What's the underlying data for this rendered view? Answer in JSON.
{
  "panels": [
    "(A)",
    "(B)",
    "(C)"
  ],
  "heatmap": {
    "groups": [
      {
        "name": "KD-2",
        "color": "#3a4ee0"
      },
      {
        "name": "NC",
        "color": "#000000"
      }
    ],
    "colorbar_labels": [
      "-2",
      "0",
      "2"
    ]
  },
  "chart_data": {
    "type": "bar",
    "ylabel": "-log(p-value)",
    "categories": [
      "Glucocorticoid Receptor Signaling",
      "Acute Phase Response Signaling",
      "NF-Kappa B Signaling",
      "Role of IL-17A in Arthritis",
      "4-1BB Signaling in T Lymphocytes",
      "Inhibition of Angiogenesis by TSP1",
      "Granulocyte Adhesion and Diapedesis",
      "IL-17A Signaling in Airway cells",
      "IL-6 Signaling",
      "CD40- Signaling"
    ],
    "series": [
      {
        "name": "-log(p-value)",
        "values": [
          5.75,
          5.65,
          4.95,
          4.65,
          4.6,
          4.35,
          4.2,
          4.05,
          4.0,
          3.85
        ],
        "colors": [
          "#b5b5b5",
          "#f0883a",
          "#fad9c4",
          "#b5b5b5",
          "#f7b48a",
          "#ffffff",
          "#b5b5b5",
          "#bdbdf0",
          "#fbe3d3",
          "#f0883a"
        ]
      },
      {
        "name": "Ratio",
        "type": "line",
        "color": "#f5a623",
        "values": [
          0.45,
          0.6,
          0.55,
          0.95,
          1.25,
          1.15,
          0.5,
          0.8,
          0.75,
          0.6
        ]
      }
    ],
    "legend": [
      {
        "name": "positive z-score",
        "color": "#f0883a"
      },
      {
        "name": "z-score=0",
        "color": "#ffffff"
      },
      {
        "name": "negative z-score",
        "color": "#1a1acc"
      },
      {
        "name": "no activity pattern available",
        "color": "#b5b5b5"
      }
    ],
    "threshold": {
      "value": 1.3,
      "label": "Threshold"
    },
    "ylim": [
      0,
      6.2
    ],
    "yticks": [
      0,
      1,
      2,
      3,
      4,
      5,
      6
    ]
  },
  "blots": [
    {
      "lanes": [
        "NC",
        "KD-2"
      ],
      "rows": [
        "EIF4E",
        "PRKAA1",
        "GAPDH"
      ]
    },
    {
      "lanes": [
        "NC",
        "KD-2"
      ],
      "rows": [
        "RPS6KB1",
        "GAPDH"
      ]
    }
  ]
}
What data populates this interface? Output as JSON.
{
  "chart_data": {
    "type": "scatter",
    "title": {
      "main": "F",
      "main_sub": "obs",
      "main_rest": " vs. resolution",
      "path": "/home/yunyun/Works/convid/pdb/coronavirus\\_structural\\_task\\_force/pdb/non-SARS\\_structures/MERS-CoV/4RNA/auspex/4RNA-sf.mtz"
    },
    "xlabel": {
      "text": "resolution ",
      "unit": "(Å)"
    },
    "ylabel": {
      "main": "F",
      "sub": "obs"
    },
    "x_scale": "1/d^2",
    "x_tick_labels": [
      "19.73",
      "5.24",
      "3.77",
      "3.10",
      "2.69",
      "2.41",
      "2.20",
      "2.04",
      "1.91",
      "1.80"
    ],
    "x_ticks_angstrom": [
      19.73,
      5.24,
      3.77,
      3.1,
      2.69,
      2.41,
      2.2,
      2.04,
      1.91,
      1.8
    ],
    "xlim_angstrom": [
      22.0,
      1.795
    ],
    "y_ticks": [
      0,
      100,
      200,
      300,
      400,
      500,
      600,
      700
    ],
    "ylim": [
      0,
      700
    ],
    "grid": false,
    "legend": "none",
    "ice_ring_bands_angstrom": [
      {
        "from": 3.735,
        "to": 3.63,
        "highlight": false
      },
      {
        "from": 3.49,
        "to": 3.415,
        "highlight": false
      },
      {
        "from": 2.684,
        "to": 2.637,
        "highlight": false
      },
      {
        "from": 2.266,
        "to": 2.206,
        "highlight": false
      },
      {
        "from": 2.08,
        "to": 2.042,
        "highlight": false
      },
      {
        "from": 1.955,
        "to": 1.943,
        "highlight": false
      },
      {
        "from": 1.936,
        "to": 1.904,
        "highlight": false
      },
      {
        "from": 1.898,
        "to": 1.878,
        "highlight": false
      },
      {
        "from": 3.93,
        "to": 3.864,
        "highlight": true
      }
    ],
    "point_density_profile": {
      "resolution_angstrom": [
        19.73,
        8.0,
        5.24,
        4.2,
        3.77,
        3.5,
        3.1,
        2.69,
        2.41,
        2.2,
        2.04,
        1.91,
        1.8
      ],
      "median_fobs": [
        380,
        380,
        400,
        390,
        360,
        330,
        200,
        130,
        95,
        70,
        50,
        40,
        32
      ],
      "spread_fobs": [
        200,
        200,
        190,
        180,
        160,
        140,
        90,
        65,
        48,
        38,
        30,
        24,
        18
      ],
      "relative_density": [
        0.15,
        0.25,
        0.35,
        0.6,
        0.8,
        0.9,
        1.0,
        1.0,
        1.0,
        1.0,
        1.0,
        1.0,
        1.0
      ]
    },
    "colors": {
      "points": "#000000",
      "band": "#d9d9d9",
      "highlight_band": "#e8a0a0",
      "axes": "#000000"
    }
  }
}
● ● ● ●
WHAT IS REQUIRED =>
Type out the full listing again, exactly as given.

ANSWER FOR THE TASK =>
What's the underlying data for this rendered view? Answer in JSON.
{
  "panels": [
    "(A)",
    "(B)",
    "(C)"
  ],
  "heatmap": {
    "groups": [
      {
        "name": "KD-2",
        "color": "#3a4ee0"
      },
      {
        "name": "NC",
        "color": "#000000"
      }
    ],
    "colorbar_labels": [
      "-2",
      "0",
      "2"
    ]
  },
  "chart_data": {
    "type": "bar",
    "ylabel": "-log(p-value)",
    "categories": [
      "Glucocorticoid Receptor Signaling",
      "Acute Phase Response Signaling",
      "NF-Kappa B Signaling",
      "Role of IL-17A in Arthritis",
      "4-1BB Signaling in T Lymphocytes",
      "Inhibition of Angiogenesis by TSP1",
      "Granulocyte Adhesion and Diapedesis",
      "IL-17A Signaling in Airway cells",
      "IL-6 Signaling",
      "CD40- Signaling"
    ],
    "series": [
      {
        "name": "-log(p-value)",
        "values": [
          5.75,
          5.65,
          4.95,
          4.65,
          4.6,
          4.35,
          4.2,
          4.05,
          4.0,
          3.85
        ],
        "colors": [
          "#b5b5b5",
          "#f0883a",
          "#fad9c4",
          "#b5b5b5",
          "#f7b48a",
          "#ffffff",
          "#b5b5b5",
          "#bdbdf0",
          "#fbe3d3",
          "#f0883a"
        ]
      },
      {
        "name": "Ratio",
        "type": "line",
        "color": "#f5a623",
        "values": [
          0.45,
          0.6,
          0.55,
          0.95,
          1.25,
          1.15,
          0.5,
          0.8,
          0.75,
          0.6
        ]
      }
    ],
    "legend": [
      {
        "name": "positive z-score",
        "color": "#f0883a"
      },
      {
        "name": "z-score=0",
        "color": "#ffffff"
      },
      {
        "name": "negative z-score",
        "color": "#1a1acc"
      },
      {
        "name": "no activity pattern available",
        "color": "#b5b5b5"
      }
    ],
    "threshold": {
      "value": 1.3,
      "label": "Threshold"
    },
    "ylim": [
      0,
      6.2
    ],
    "yticks": [
      0,
      1,
      2,
      3,
      4,
      5,
      6
    ]
  },
  "blots": [
    {
      "lanes": [
        "NC",
        "KD-2"
      ],
      "rows": [
        "EIF4E",
        "PRKAA1",
        "GAPDH"
      ]
    },
    {
      "lanes": [
        "NC",
        "KD-2"
      ],
      "rows": [
        "RPS6KB1",
        "GAPDH"
      ]
    }
  ]
}
What data populates this interface? Output as JSON.
{
  "chart_data": {
    "type": "scatter",
    "title": {
      "main": "F",
      "main_sub": "obs",
      "main_rest": " vs. resolution",
      "path": "/home/yunyun/Works/convid/pdb/coronavirus\\_structural\\_task\\_force/pdb/non-SARS\\_structures/MERS-CoV/4RNA/auspex/4RNA-sf.mtz"
    },
    "xlabel": {
      "text": "resolution ",
      "unit": "(Å)"
    },
    "ylabel": {
      "main": "F",
      "sub": "obs"
    },
    "x_scale": "1/d^2",
    "x_tick_labels": [
      "19.73",
      "5.24",
      "3.77",
      "3.10",
      "2.69",
      "2.41",
      "2.20",
      "2.04",
      "1.91",
      "1.80"
    ],
    "x_ticks_angstrom": [
      19.73,
      5.24,
      3.77,
      3.1,
      2.69,
      2.41,
      2.2,
      2.04,
      1.91,
      1.8
    ],
    "xlim_angstrom": [
      22.0,
      1.795
    ],
    "y_ticks": [
      0,
      100,
      200,
      300,
      400,
      500,
      600,
      700
    ],
    "ylim": [
      0,
      700
    ],
    "grid": false,
    "legend": "none",
    "ice_ring_bands_angstrom": [
      {
        "from": 3.735,
        "to": 3.63,
        "highlight": false
      },
      {
        "from": 3.49,
        "to": 3.415,
        "highlight": false
      },
      {
        "from": 2.684,
        "to": 2.637,
        "highlight": false
      },
      {
        "from": 2.266,
        "to": 2.206,
        "highlight": false
      },
      {
        "from": 2.08,
        "to": 2.042,
        "highlight": false
      },
      {
        "from": 1.955,
        "to": 1.943,
        "highlight": false
      },
      {
        "from": 1.936,
        "to": 1.904,
        "highlight": false
      },
      {
        "from": 1.898,
        "to": 1.878,
        "highlight": false
      },
      {
        "from": 3.93,
        "to": 3.864,
        "highlight": true
      }
    ],
    "point_density_profile": {
      "resolution_angstrom": [
        19.73,
        8.0,
        5.24,
        4.2,
        3.77,
        3.5,
        3.1,
        2.69,
        2.41,
        2.2,
        2.04,
        1.91,
        1.8
      ],
      "median_fobs": [
        380,
        380,
        400,
        390,
        360,
        330,
        200,
        130,
        95,
        70,
        50,
        40,
        32
      ],
      "spread_fobs": [
        200,
        200,
        190,
        180,
        160,
        140,
        90,
        65,
        48,
        38,
        30,
        24,
        18
      ],
      "relative_density": [
        0.15,
        0.25,
        0.35,
        0.6,
        0.8,
        0.9,
        1.0,
        1.0,
        1.0,
        1.0,
        1.0,
        1.0,
        1.0
      ]
    },
    "colors": {
      "points": "#000000",
      "band": "#d9d9d9",
      "highlight_band": "#e8a0a0",
      "axes": "#000000"
    }
  }
}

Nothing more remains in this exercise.